## AIM
Any picture among the records should be left out, please; retype the rest exactly.

## DATA LISTING

·····

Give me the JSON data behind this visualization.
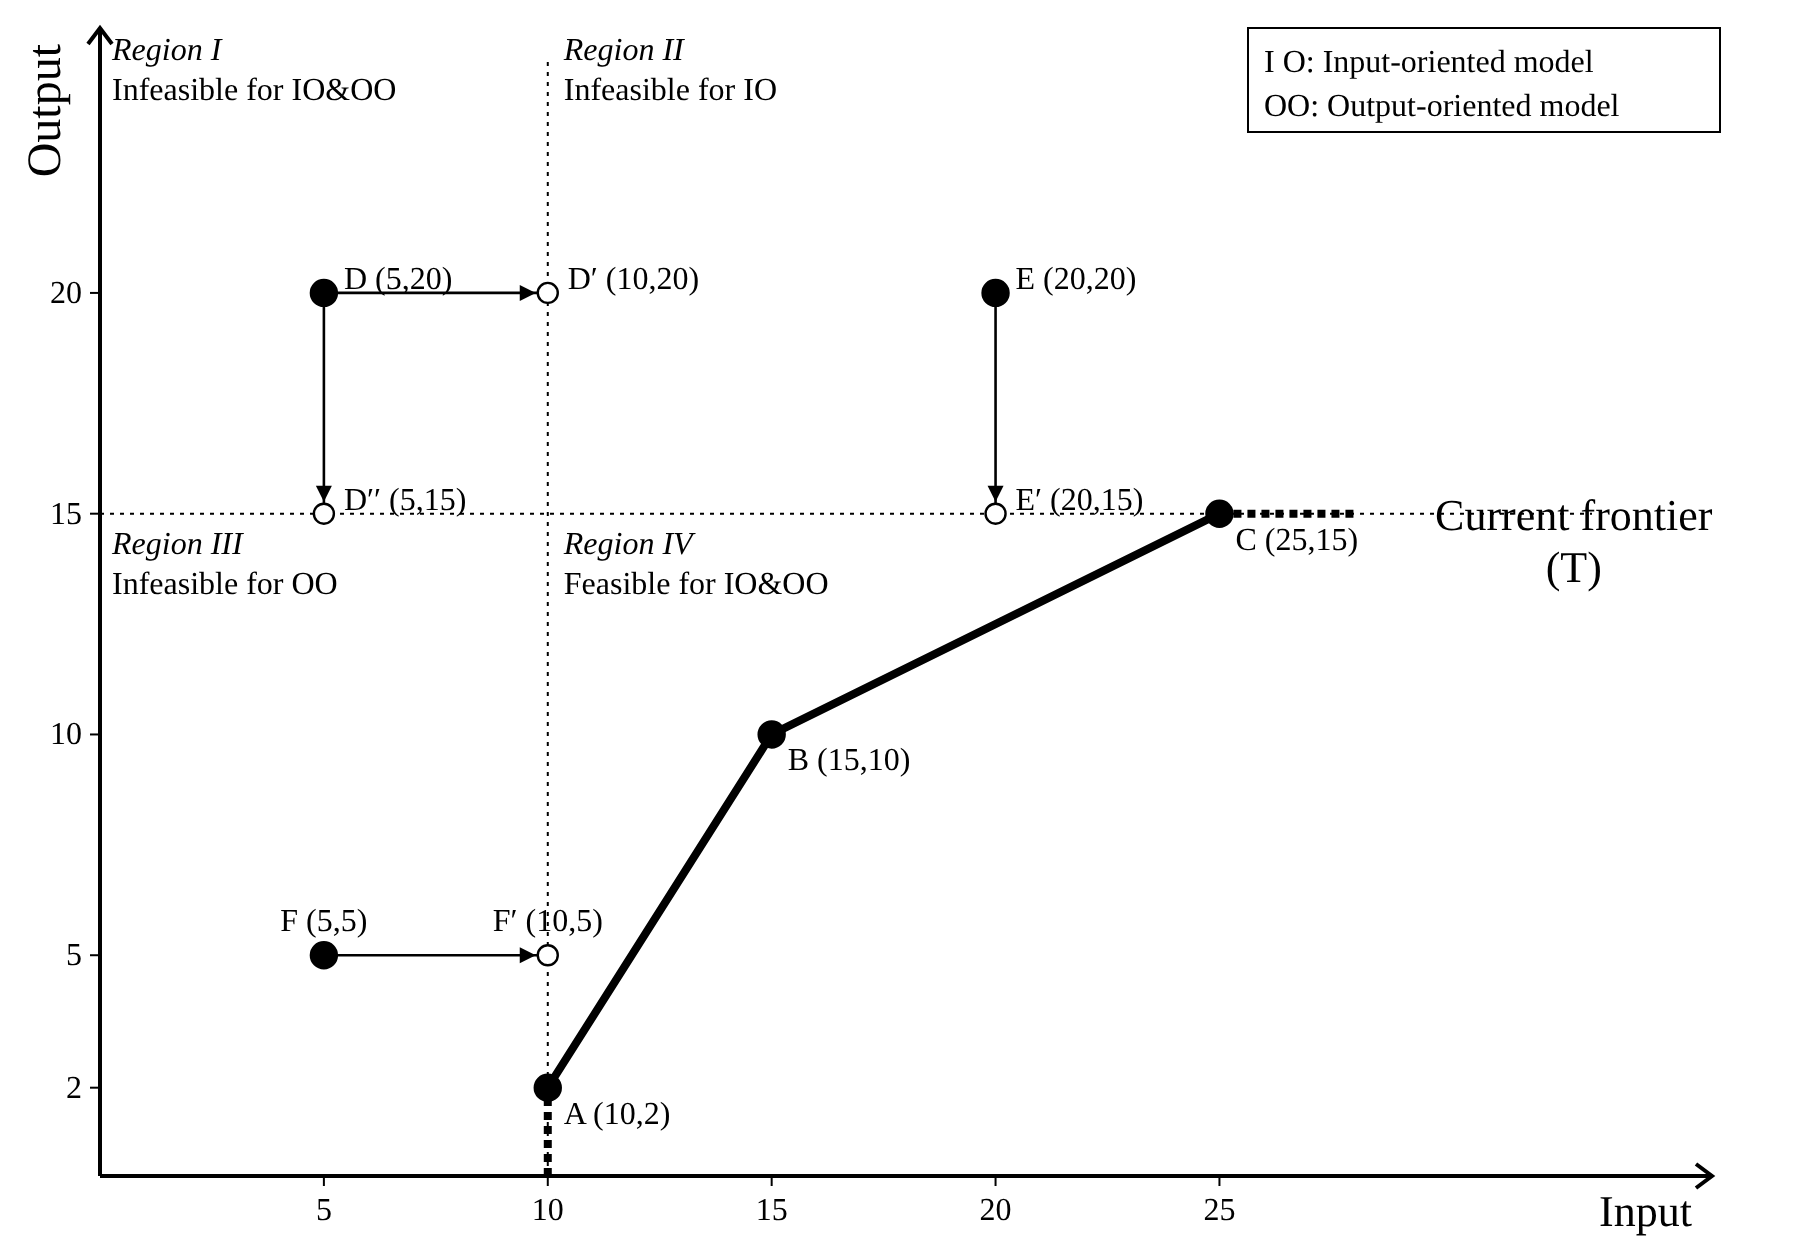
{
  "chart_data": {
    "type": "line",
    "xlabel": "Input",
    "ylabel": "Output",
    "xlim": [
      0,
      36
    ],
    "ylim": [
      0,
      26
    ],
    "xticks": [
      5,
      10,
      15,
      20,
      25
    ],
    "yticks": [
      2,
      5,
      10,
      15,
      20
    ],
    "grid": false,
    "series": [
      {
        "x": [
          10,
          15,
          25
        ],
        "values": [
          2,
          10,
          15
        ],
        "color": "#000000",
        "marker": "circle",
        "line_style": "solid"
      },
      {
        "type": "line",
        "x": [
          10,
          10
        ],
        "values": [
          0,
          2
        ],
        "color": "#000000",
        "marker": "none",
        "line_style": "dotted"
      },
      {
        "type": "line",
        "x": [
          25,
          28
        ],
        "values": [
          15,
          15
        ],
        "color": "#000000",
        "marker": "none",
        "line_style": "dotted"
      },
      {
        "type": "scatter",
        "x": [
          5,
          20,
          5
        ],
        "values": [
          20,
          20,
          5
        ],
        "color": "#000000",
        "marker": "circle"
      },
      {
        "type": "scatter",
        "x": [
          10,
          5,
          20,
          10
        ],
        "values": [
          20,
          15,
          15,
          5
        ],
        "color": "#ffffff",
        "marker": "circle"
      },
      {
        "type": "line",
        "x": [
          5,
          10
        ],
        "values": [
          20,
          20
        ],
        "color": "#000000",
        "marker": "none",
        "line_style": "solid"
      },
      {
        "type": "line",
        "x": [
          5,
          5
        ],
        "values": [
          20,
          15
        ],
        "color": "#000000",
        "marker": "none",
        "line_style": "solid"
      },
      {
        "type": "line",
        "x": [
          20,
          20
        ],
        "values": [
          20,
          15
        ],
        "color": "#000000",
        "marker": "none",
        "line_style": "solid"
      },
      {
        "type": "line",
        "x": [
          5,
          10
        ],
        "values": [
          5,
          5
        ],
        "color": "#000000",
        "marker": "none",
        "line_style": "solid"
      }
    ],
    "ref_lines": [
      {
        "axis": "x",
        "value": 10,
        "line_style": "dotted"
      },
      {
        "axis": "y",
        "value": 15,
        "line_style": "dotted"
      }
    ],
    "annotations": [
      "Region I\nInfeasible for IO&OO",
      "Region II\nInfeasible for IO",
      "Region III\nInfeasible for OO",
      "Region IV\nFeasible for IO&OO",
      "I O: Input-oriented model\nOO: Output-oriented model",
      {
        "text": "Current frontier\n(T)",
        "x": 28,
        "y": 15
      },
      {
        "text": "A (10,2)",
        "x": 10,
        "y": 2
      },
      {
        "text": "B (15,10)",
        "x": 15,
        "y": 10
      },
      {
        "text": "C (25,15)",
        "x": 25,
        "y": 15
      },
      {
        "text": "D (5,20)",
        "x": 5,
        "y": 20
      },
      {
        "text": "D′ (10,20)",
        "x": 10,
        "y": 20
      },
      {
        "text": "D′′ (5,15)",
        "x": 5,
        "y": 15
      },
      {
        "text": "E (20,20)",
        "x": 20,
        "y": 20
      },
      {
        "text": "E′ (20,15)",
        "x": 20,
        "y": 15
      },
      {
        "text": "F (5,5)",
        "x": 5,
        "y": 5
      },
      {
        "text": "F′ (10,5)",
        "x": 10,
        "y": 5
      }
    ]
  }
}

·····

## WRITTEN SOLUTION
Give me the JSON data behind this visualization.
{
  "chart_data": {
    "type": "line",
    "xlabel": "Input",
    "ylabel": "Output",
    "xlim": [
      0,
      36
    ],
    "ylim": [
      0,
      26
    ],
    "xticks": [
      5,
      10,
      15,
      20,
      25
    ],
    "yticks": [
      2,
      5,
      10,
      15,
      20
    ],
    "grid": false,
    "series": [
      {
        "x": [
          10,
          15,
          25
        ],
        "values": [
          2,
          10,
          15
        ],
        "color": "#000000",
        "marker": "circle",
        "line_style": "solid"
      },
      {
        "type": "line",
        "x": [
          10,
          10
        ],
        "values": [
          0,
          2
        ],
        "color": "#000000",
        "marker": "none",
        "line_style": "dotted"
      },
      {
        "type": "line",
        "x": [
          25,
          28
        ],
        "values": [
          15,
          15
        ],
        "color": "#000000",
        "marker": "none",
        "line_style": "dotted"
      },
      {
        "type": "scatter",
        "x": [
          5,
          20,
          5
        ],
        "values": [
          20,
          20,
          5
        ],
        "color": "#000000",
        "marker": "circle"
      },
      {
        "type": "scatter",
        "x": [
          10,
          5,
          20,
          10
        ],
        "values": [
          20,
          15,
          15,
          5
        ],
        "color": "#ffffff",
        "marker": "circle"
      },
      {
        "type": "line",
        "x": [
          5,
          10
        ],
        "values": [
          20,
          20
        ],
        "color": "#000000",
        "marker": "none",
        "line_style": "solid"
      },
      {
        "type": "line",
        "x": [
          5,
          5
        ],
        "values": [
          20,
          15
        ],
        "color": "#000000",
        "marker": "none",
        "line_style": "solid"
      },
      {
        "type": "line",
        "x": [
          20,
          20
        ],
        "values": [
          20,
          15
        ],
        "color": "#000000",
        "marker": "none",
        "line_style": "solid"
      },
      {
        "type": "line",
        "x": [
          5,
          10
        ],
        "values": [
          5,
          5
        ],
        "color": "#000000",
        "marker": "none",
        "line_style": "solid"
      }
    ],
    "ref_lines": [
      {
        "axis": "x",
        "value": 10,
        "line_style": "dotted"
      },
      {
        "axis": "y",
        "value": 15,
        "line_style": "dotted"
      }
    ],
    "annotations": [
      "Region I\nInfeasible for IO&OO",
      "Region II\nInfeasible for IO",
      "Region III\nInfeasible for OO",
      "Region IV\nFeasible for IO&OO",
      "I O: Input-oriented model\nOO: Output-oriented model",
      {
        "text": "Current frontier\n(T)",
        "x": 28,
        "y": 15
      },
      {
        "text": "A (10,2)",
        "x": 10,
        "y": 2
      },
      {
        "text": "B (15,10)",
        "x": 15,
        "y": 10
      },
      {
        "text": "C (25,15)",
        "x": 25,
        "y": 15
      },
      {
        "text": "D (5,20)",
        "x": 5,
        "y": 20
      },
      {
        "text": "D′ (10,20)",
        "x": 10,
        "y": 20
      },
      {
        "text": "D′′ (5,15)",
        "x": 5,
        "y": 15
      },
      {
        "text": "E (20,20)",
        "x": 20,
        "y": 20
      },
      {
        "text": "E′ (20,15)",
        "x": 20,
        "y": 15
      },
      {
        "text": "F (5,5)",
        "x": 5,
        "y": 5
      },
      {
        "text": "F′ (10,5)",
        "x": 10,
        "y": 5
      }
    ]
  }
}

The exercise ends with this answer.